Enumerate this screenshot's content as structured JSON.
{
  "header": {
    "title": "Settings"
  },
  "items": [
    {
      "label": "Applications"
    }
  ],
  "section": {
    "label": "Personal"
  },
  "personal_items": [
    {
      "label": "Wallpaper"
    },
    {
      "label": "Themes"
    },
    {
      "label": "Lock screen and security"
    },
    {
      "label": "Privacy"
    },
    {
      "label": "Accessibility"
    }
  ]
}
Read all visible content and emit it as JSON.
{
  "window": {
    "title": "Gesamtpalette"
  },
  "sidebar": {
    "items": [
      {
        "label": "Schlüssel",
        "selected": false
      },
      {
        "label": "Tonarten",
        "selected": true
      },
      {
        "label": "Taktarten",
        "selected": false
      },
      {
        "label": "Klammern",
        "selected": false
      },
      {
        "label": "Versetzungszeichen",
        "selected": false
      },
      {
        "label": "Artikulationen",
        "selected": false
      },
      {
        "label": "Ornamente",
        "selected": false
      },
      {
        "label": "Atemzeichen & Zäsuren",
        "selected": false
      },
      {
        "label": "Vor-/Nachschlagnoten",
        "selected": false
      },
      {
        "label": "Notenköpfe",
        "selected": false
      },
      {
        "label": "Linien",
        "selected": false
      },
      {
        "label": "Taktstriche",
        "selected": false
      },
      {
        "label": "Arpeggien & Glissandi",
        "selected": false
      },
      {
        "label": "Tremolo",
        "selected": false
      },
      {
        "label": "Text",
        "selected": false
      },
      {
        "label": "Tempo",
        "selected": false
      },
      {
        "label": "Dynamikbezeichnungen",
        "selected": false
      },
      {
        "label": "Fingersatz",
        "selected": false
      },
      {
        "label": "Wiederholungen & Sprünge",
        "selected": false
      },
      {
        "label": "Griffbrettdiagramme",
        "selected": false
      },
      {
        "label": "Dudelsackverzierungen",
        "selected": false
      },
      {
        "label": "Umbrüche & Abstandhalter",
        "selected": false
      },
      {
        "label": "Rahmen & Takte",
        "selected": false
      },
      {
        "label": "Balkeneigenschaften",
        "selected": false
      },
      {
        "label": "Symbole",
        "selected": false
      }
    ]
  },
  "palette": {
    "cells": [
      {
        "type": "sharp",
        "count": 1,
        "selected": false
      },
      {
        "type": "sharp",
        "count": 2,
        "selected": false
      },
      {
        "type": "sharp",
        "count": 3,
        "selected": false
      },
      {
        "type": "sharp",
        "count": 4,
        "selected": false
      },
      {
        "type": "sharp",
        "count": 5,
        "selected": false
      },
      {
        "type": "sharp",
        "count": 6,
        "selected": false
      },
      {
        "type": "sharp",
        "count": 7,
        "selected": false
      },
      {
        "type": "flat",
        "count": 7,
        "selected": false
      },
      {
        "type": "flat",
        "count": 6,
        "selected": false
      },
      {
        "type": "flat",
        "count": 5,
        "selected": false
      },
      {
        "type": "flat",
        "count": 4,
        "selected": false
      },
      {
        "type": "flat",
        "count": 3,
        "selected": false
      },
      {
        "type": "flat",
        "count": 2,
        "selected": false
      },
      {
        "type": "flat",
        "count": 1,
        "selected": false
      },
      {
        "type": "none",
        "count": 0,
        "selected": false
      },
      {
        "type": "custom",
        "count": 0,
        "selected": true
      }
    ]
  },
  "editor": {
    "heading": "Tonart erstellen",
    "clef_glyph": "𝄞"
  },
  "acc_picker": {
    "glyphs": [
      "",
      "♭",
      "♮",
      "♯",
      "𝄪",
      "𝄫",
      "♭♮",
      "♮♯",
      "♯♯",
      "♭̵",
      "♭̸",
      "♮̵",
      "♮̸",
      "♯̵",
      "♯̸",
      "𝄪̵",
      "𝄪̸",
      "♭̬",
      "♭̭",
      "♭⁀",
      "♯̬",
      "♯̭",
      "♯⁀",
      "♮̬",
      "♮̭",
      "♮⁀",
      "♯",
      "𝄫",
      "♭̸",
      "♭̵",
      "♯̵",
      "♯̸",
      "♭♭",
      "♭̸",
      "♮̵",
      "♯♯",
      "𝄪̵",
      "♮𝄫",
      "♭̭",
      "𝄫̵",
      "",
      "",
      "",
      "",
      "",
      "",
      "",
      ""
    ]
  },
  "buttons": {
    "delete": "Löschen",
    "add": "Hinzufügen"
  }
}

----

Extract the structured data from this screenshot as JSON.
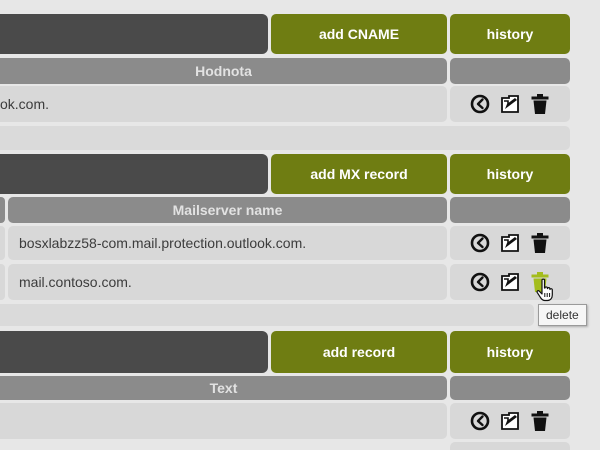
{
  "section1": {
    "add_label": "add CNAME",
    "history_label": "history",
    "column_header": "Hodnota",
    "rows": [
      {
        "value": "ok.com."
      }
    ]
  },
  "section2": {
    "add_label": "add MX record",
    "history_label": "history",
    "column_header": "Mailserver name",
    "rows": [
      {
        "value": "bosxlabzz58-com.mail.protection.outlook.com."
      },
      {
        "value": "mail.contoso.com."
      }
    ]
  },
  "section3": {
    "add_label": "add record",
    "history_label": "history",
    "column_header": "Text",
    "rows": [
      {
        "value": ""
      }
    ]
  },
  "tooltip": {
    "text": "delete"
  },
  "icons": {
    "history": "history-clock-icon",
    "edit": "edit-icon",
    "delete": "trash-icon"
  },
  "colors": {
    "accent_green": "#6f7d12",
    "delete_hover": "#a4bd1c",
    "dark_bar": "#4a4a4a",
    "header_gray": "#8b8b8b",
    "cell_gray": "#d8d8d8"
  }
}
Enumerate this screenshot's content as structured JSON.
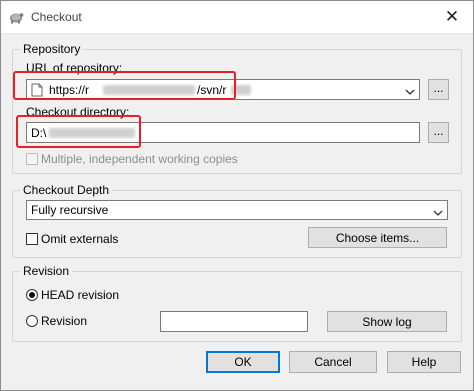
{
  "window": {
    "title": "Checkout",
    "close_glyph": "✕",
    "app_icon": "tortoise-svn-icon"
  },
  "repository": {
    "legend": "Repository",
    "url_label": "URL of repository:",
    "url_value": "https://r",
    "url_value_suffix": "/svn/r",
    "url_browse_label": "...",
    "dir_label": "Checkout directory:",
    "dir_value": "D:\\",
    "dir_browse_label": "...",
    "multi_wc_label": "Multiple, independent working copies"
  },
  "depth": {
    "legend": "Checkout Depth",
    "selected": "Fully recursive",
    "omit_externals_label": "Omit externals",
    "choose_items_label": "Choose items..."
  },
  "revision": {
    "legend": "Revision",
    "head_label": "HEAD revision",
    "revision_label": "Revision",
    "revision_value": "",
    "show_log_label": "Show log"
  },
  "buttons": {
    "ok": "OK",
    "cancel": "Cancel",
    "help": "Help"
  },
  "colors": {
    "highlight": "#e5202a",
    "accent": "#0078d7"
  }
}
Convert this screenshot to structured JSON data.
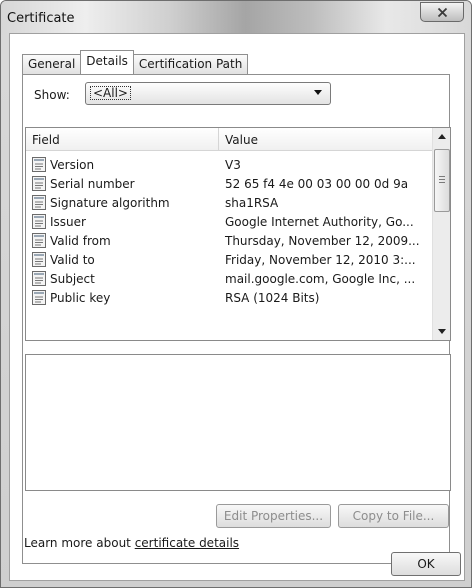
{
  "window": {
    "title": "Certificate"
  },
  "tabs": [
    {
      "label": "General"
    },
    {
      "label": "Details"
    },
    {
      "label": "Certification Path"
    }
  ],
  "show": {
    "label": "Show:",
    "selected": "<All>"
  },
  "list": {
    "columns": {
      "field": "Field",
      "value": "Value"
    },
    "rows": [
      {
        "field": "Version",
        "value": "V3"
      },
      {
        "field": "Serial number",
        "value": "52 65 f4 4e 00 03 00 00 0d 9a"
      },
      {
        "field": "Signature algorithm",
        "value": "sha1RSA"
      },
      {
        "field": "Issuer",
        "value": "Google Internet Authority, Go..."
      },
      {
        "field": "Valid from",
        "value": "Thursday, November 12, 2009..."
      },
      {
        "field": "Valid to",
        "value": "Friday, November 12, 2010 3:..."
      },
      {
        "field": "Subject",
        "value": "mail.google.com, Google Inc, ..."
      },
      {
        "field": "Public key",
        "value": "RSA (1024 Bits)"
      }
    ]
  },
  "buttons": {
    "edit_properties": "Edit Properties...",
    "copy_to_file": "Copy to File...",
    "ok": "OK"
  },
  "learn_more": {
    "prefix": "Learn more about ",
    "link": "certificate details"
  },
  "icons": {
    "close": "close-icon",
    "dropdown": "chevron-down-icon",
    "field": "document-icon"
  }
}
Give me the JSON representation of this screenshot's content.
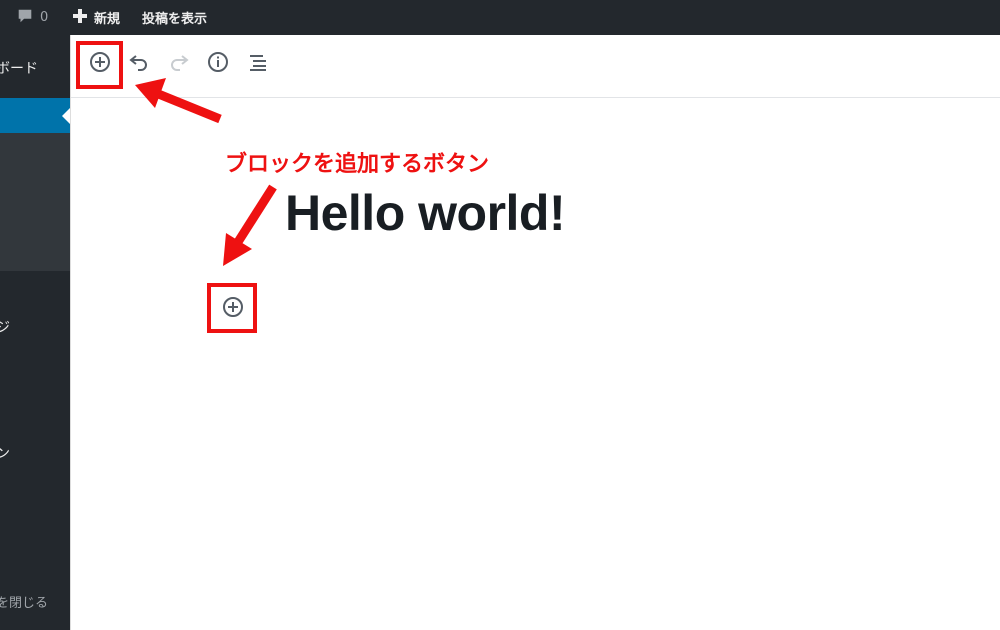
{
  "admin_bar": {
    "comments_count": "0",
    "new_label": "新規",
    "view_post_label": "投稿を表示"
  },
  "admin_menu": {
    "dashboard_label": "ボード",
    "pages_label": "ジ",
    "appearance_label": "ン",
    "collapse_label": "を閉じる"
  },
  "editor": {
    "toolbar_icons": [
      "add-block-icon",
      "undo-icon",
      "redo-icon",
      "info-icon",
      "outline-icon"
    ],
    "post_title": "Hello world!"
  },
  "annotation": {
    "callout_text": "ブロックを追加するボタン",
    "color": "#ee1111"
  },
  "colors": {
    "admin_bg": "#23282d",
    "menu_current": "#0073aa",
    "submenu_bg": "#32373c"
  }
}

----

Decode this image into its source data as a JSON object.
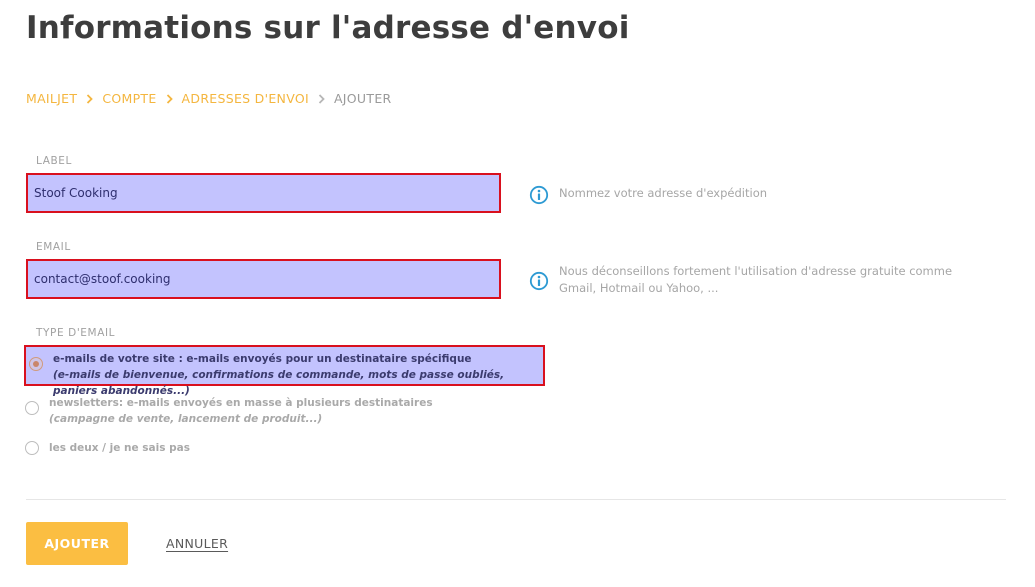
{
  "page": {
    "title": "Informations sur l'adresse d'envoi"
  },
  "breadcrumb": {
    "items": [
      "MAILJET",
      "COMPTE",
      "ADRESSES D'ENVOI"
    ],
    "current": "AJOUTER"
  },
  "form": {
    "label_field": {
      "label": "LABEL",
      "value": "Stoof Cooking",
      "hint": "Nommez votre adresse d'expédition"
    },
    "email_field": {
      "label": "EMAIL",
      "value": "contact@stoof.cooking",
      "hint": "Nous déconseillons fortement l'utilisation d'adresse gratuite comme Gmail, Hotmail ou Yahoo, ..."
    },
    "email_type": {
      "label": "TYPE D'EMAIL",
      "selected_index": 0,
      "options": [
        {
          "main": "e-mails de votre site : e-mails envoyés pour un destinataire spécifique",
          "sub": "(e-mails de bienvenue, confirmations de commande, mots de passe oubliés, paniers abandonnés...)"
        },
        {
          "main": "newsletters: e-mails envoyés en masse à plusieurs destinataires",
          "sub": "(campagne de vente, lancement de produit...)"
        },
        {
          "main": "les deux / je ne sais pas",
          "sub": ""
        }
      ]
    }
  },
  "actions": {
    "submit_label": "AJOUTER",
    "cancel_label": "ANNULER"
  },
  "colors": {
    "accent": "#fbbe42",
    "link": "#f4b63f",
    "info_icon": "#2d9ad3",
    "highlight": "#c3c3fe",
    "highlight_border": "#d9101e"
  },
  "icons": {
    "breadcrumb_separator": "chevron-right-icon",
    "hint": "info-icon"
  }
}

----

Using the entries above, state how many lines include the word "from", with no other words.

EXERCISE ANSWER |
2